PROBLEM —
From the entries below, copy every line where the string "output" appears.

:: RECORDS FOR THE EXERCISE

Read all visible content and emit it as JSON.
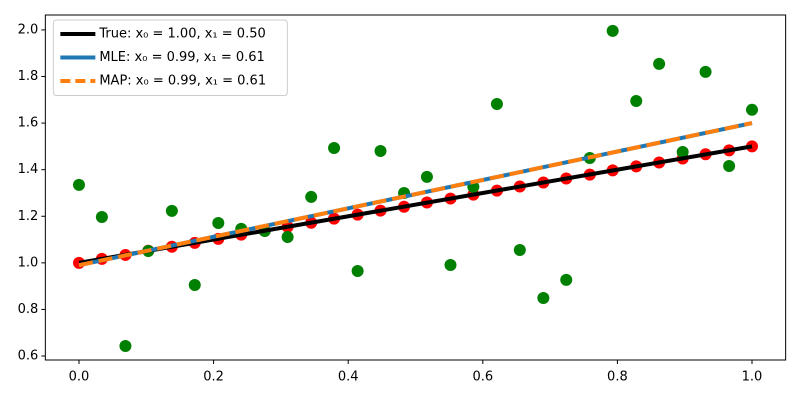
{
  "chart_data": {
    "type": "line",
    "legend": "upper left",
    "grid": false,
    "xlim": [
      -0.05,
      1.05
    ],
    "ylim": [
      0.583,
      2.064
    ],
    "xticks": [
      {
        "value": 0,
        "label": "0.0"
      },
      0.2,
      0.4,
      0.6,
      0.8,
      {
        "value": 1,
        "label": "1.0"
      }
    ],
    "yticks": [
      0.6,
      0.8,
      {
        "value": 1,
        "label": "1.0"
      },
      1.2,
      1.4,
      1.6,
      1.8,
      {
        "value": 2,
        "label": "2.0"
      }
    ],
    "series": [
      {
        "type": "scatter",
        "color": "#ff0000",
        "x": [
          0,
          0.034,
          0.069,
          0.103,
          0.138,
          0.172,
          0.207,
          0.241,
          0.276,
          0.31,
          0.345,
          0.379,
          0.414,
          0.448,
          0.483,
          0.517,
          0.552,
          0.586,
          0.621,
          0.655,
          0.69,
          0.724,
          0.759,
          0.793,
          0.828,
          0.862,
          0.897,
          0.931,
          0.966,
          1
        ],
        "values": [
          1,
          1.017,
          1.034,
          1.052,
          1.069,
          1.086,
          1.103,
          1.121,
          1.138,
          1.155,
          1.172,
          1.19,
          1.207,
          1.224,
          1.241,
          1.259,
          1.276,
          1.293,
          1.31,
          1.328,
          1.345,
          1.362,
          1.379,
          1.397,
          1.414,
          1.431,
          1.448,
          1.466,
          1.483,
          1.5
        ]
      },
      {
        "type": "scatter",
        "color": "#008000",
        "x": [
          0,
          0.034,
          0.069,
          0.103,
          0.138,
          0.172,
          0.207,
          0.241,
          0.276,
          0.31,
          0.345,
          0.379,
          0.414,
          0.448,
          0.483,
          0.517,
          0.552,
          0.586,
          0.621,
          0.655,
          0.69,
          0.724,
          0.759,
          0.793,
          0.828,
          0.862,
          0.897,
          0.931,
          0.966,
          1
        ],
        "values": [
          1.335,
          1.197,
          0.643,
          1.051,
          1.223,
          0.905,
          1.171,
          1.146,
          1.137,
          1.111,
          1.283,
          1.493,
          0.965,
          1.48,
          1.3,
          1.369,
          0.991,
          1.326,
          1.682,
          1.055,
          0.849,
          0.927,
          1.45,
          1.996,
          1.695,
          1.854,
          1.476,
          1.82,
          1.416,
          1.657
        ]
      },
      {
        "type": "line",
        "name": "True: x₀ = 1.00, x₁ = 0.50",
        "color": "#000000",
        "x": [
          0,
          1
        ],
        "values": [
          1.0,
          1.5
        ]
      },
      {
        "type": "line",
        "name": "MLE: x₀ = 0.99, x₁ = 0.61",
        "color": "#1f77b4",
        "x": [
          0,
          1
        ],
        "values": [
          0.99,
          1.6
        ]
      },
      {
        "type": "line",
        "name": "MAP: x₀ = 0.99, x₁ = 0.61",
        "color": "#ff7f0e",
        "dashed": true,
        "x": [
          0,
          1
        ],
        "values": [
          0.99,
          1.6
        ]
      }
    ]
  }
}
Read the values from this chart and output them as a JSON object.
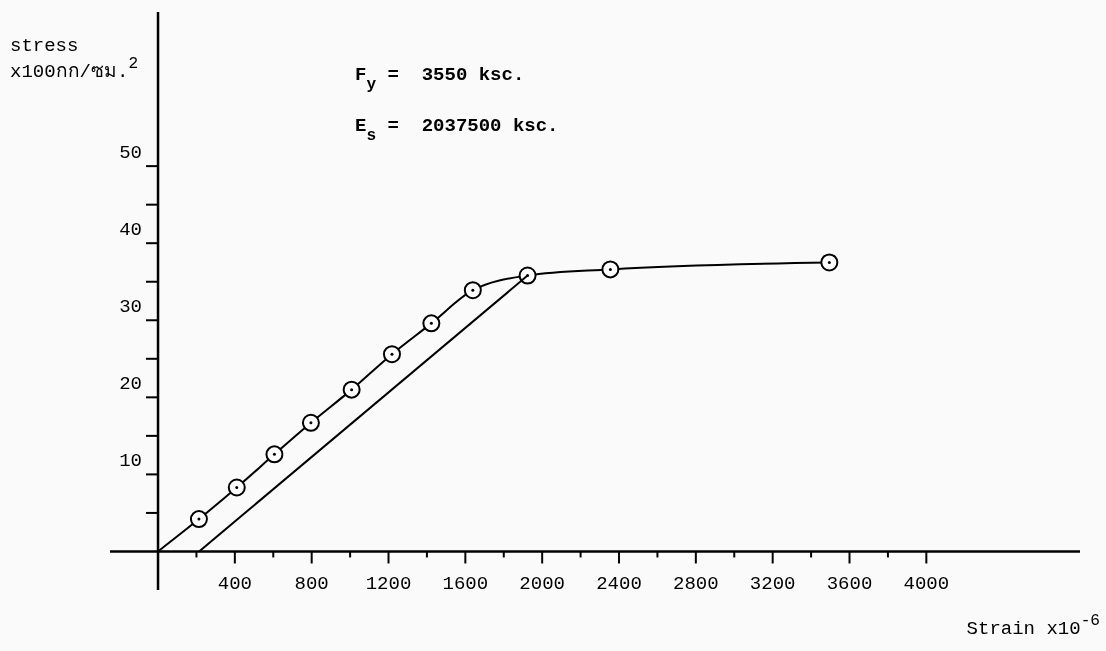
{
  "chart_data": {
    "type": "line",
    "xlabel": "Strain x10$^{-6}$",
    "ylabel": "stress x100กก/ซม.$^{2}$",
    "annotations": [
      "F$_{y}$ =  3550 ksc.",
      "E$_{s}$ =  2037500 ksc."
    ],
    "series": [
      {
        "color": "#000000",
        "marker": "none",
        "x": [
          0,
          213,
          410,
          606,
          796,
          1008,
          1218,
          1423,
          1639,
          1924,
          2355,
          3495
        ],
        "values": [
          0,
          4.2,
          8.3,
          12.6,
          16.7,
          21.0,
          25.6,
          29.6,
          33.9,
          35.8,
          36.6,
          37.5
        ]
      },
      {
        "type": "scatter",
        "color": "#000000",
        "marker": "circle",
        "x": [
          213,
          410,
          606,
          796,
          1008,
          1218,
          1423,
          1639,
          1924,
          2355,
          3495
        ],
        "values": [
          4.2,
          8.3,
          12.6,
          16.7,
          21.0,
          25.6,
          29.6,
          33.9,
          35.8,
          36.6,
          37.5
        ]
      },
      {
        "color": "#000000",
        "marker": "none",
        "x": [
          214,
          1924
        ],
        "values": [
          0,
          35.8
        ]
      }
    ],
    "xlim": [
      -250,
      4800
    ],
    "ylim": [
      -5,
      70
    ],
    "xticks": [
      {
        "value": 200,
        "label": null
      },
      400,
      {
        "value": 600,
        "label": null
      },
      800,
      {
        "value": 1000,
        "label": null
      },
      1200,
      {
        "value": 1400,
        "label": null
      },
      1600,
      {
        "value": 1800,
        "label": null
      },
      2000,
      {
        "value": 2200,
        "label": null
      },
      2400,
      {
        "value": 2600,
        "label": null
      },
      2800,
      {
        "value": 3000,
        "label": null
      },
      3200,
      {
        "value": 3400,
        "label": null
      },
      3600,
      {
        "value": 3800,
        "label": null
      },
      4000
    ],
    "yticks": [
      {
        "value": 5,
        "label": null
      },
      10,
      {
        "value": 15,
        "label": null
      },
      20,
      {
        "value": 25,
        "label": null
      },
      30,
      {
        "value": 35,
        "label": null
      },
      40,
      {
        "value": 45,
        "label": null
      },
      50
    ],
    "line_style": "solid"
  }
}
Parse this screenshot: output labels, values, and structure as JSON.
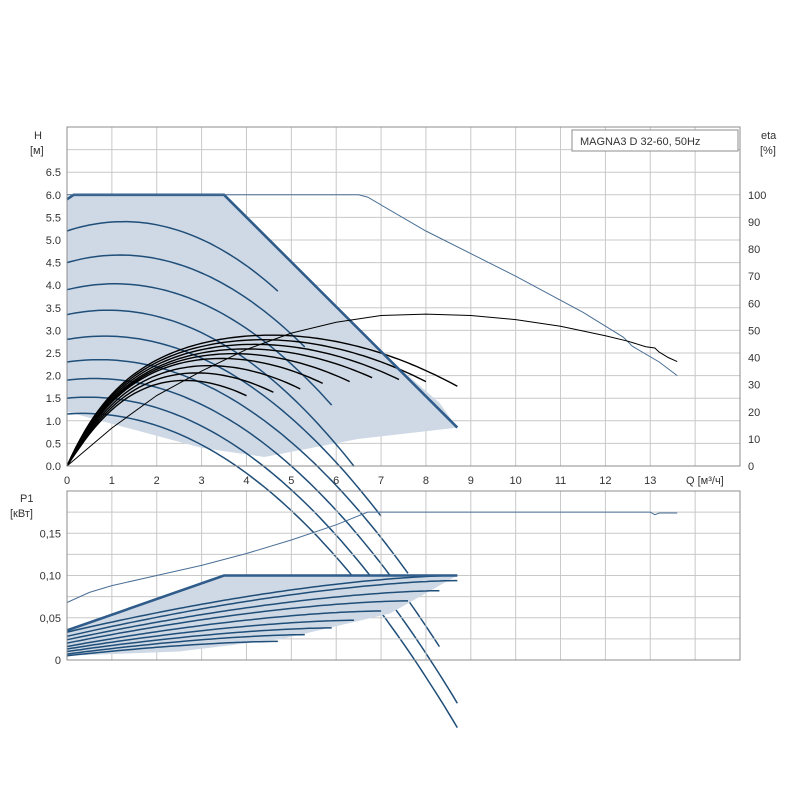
{
  "colors": {
    "envelope_fill": "#cfd9e5",
    "blue_curve": "#1f4e79",
    "max_curve": "#2f5c8a",
    "thin_curve": "#4a6f96",
    "eta_curve": "#000000",
    "grid": "#c8c8c8"
  },
  "chart_data": [
    {
      "id": "qh",
      "type": "line",
      "legend_box": "MAGNA3 D 32-60, 50Hz",
      "y_label": "H",
      "y_unit": "[м]",
      "y2_label": "eta",
      "y2_unit": "[%]",
      "x_label": "Q [м³/ч]",
      "xlim": [
        0,
        15
      ],
      "ylim": [
        0,
        7.5
      ],
      "y2lim": [
        0,
        125
      ],
      "x_ticks": [
        "0",
        "1",
        "2",
        "3",
        "4",
        "5",
        "6",
        "7",
        "8",
        "9",
        "10",
        "11",
        "12",
        "13"
      ],
      "y_ticks": [
        "0.0",
        "0.5",
        "1.0",
        "1.5",
        "2.0",
        "2.5",
        "3.0",
        "3.5",
        "4.0",
        "4.5",
        "5.0",
        "5.5",
        "6.0",
        "6.5"
      ],
      "y2_ticks": [
        "0",
        "10",
        "20",
        "30",
        "40",
        "50",
        "60",
        "70",
        "80",
        "90",
        "100"
      ],
      "grid": true,
      "envelope": [
        [
          0,
          5.95
        ],
        [
          0.2,
          6.0
        ],
        [
          3.5,
          6.0
        ],
        [
          4.5,
          5.0
        ],
        [
          6.8,
          2.75
        ],
        [
          7.6,
          2.0
        ],
        [
          8.3,
          1.4
        ],
        [
          8.7,
          0.85
        ],
        [
          6.5,
          0.6
        ],
        [
          4.4,
          0.2
        ],
        [
          3.0,
          0.4
        ],
        [
          1.5,
          0.8
        ],
        [
          0,
          1.2
        ]
      ],
      "speed_curves": [
        {
          "h0": 5.2,
          "b": 0.13,
          "xend": 4.7
        },
        {
          "h0": 4.5,
          "b": 0.12,
          "xend": 5.3
        },
        {
          "h0": 3.9,
          "b": 0.115,
          "xend": 5.9
        },
        {
          "h0": 3.35,
          "b": 0.115,
          "xend": 6.4
        },
        {
          "h0": 2.8,
          "b": 0.105,
          "xend": 7.0
        },
        {
          "h0": 2.3,
          "b": 0.1,
          "xend": 7.6
        },
        {
          "h0": 1.9,
          "b": 0.1,
          "xend": 8.3
        },
        {
          "h0": 1.5,
          "b": 0.1,
          "xend": 8.7
        },
        {
          "h0": 1.15,
          "b": 0.1,
          "xend": 8.7
        }
      ],
      "eta_curves": [
        {
          "xpk": 2.4,
          "ypk": 1.95,
          "xend": 4.0
        },
        {
          "xpk": 2.7,
          "ypk": 2.1,
          "xend": 4.6
        },
        {
          "xpk": 3.0,
          "ypk": 2.25,
          "xend": 5.2
        },
        {
          "xpk": 3.3,
          "ypk": 2.4,
          "xend": 5.7
        },
        {
          "xpk": 3.6,
          "ypk": 2.5,
          "xend": 6.3
        },
        {
          "xpk": 3.9,
          "ypk": 2.6,
          "xend": 6.8
        },
        {
          "xpk": 4.1,
          "ypk": 2.7,
          "xend": 7.4
        },
        {
          "xpk": 4.3,
          "ypk": 2.8,
          "xend": 8.0
        },
        {
          "xpk": 4.5,
          "ypk": 2.9,
          "xend": 8.7
        }
      ],
      "max_curve_outline": [
        [
          0,
          5.9
        ],
        [
          0.15,
          6.0
        ],
        [
          3.5,
          6.0
        ],
        [
          8.7,
          0.85
        ]
      ],
      "thin_qh_curve": [
        [
          0,
          6.0
        ],
        [
          6.5,
          6.0
        ],
        [
          6.7,
          5.95
        ],
        [
          8.0,
          5.2
        ],
        [
          10.0,
          4.2
        ],
        [
          11.5,
          3.4
        ],
        [
          12.4,
          2.85
        ],
        [
          12.6,
          2.65
        ],
        [
          13.2,
          2.3
        ],
        [
          13.6,
          2.0
        ]
      ],
      "eta_line": [
        [
          0,
          0
        ],
        [
          1,
          14
        ],
        [
          2,
          26
        ],
        [
          3,
          35
        ],
        [
          4,
          43
        ],
        [
          5,
          49
        ],
        [
          6,
          53
        ],
        [
          7,
          55.5
        ],
        [
          8,
          56
        ],
        [
          9,
          55.5
        ],
        [
          10,
          54
        ],
        [
          11,
          51.5
        ],
        [
          12,
          48
        ],
        [
          12.5,
          46
        ],
        [
          12.9,
          44
        ],
        [
          13.1,
          43.5
        ],
        [
          13.2,
          42
        ],
        [
          13.4,
          40
        ],
        [
          13.6,
          38.5
        ]
      ]
    },
    {
      "id": "p1",
      "type": "line",
      "y_label": "P1",
      "y_unit": "[кВт]",
      "xlim": [
        0,
        15
      ],
      "ylim": [
        0,
        0.2
      ],
      "x_ticks": [
        "0",
        "1",
        "2",
        "3",
        "4",
        "5",
        "6",
        "7",
        "8",
        "9",
        "10",
        "11",
        "12",
        "13"
      ],
      "y_ticks": [
        "0",
        "0,05",
        "0,10",
        "0,15"
      ],
      "grid": true,
      "envelope": [
        [
          0,
          0.035
        ],
        [
          3.5,
          0.1
        ],
        [
          8.7,
          0.1
        ],
        [
          7.2,
          0.055
        ],
        [
          4.8,
          0.025
        ],
        [
          2.5,
          0.01
        ],
        [
          0,
          0.005
        ]
      ],
      "power_curves": [
        {
          "p0": 0.033,
          "p1": 0.1,
          "xend": 8.7
        },
        {
          "p0": 0.028,
          "p1": 0.094,
          "xend": 8.7
        },
        {
          "p0": 0.024,
          "p1": 0.082,
          "xend": 8.3
        },
        {
          "p0": 0.02,
          "p1": 0.07,
          "xend": 7.6
        },
        {
          "p0": 0.016,
          "p1": 0.058,
          "xend": 7.0
        },
        {
          "p0": 0.013,
          "p1": 0.047,
          "xend": 6.4
        },
        {
          "p0": 0.01,
          "p1": 0.038,
          "xend": 5.9
        },
        {
          "p0": 0.007,
          "p1": 0.03,
          "xend": 5.3
        },
        {
          "p0": 0.005,
          "p1": 0.022,
          "xend": 4.7
        }
      ],
      "max_outline": [
        [
          0,
          0.035
        ],
        [
          3.5,
          0.1
        ],
        [
          8.7,
          0.1
        ]
      ],
      "thin_p1_curve": [
        [
          0,
          0.068
        ],
        [
          0.5,
          0.08
        ],
        [
          1,
          0.088
        ],
        [
          2,
          0.1
        ],
        [
          3,
          0.112
        ],
        [
          4,
          0.126
        ],
        [
          5,
          0.142
        ],
        [
          6,
          0.16
        ],
        [
          6.7,
          0.175
        ],
        [
          13,
          0.175
        ],
        [
          13.1,
          0.172
        ],
        [
          13.2,
          0.174
        ],
        [
          13.6,
          0.174
        ]
      ]
    }
  ]
}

::::

SOLUTION FOR THIS PROBLEM —
Read the values from this chart and output them as a JSON object.
Parse this screenshot: output labels, values, and structure as JSON.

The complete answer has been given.